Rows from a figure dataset
______
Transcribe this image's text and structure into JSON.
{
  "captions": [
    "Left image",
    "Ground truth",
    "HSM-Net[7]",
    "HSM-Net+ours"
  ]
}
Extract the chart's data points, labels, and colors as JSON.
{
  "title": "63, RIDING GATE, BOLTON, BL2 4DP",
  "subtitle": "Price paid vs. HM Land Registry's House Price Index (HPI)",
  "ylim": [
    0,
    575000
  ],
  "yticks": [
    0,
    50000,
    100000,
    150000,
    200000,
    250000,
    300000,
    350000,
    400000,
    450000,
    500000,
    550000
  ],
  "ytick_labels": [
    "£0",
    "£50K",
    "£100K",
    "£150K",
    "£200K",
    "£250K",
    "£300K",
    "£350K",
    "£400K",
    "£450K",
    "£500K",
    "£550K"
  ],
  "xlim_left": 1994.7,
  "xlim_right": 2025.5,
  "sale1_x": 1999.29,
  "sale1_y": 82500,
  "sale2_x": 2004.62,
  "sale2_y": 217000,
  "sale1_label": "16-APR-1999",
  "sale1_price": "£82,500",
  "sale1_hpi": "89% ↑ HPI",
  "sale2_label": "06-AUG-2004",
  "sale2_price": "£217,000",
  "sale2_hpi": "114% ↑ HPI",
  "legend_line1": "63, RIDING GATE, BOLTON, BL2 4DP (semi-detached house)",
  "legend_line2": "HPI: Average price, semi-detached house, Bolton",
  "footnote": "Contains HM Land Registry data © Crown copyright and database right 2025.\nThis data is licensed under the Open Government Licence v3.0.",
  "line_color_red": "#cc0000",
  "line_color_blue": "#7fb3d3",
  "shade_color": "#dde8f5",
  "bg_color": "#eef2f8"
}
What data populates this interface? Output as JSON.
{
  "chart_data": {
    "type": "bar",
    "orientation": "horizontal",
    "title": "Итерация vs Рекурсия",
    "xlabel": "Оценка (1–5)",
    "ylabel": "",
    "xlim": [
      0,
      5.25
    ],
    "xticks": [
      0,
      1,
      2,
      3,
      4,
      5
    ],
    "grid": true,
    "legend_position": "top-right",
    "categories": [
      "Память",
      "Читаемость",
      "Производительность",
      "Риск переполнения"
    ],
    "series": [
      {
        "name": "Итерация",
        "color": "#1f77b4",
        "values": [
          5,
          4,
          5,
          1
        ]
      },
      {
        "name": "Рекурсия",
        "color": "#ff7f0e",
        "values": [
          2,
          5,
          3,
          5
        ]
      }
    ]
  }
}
______
== Given task ==
Copy out every line of the listing that includes the string "Registry".

== Written response ==
  "subtitle": "Price paid vs. HM Land Registry's House Price Index (HPI)",
  "footnote": "Contains HM Land Registry data © Crown copyright and database right 2025.\nThis data is licensed under the Open Government Licence v3.0.",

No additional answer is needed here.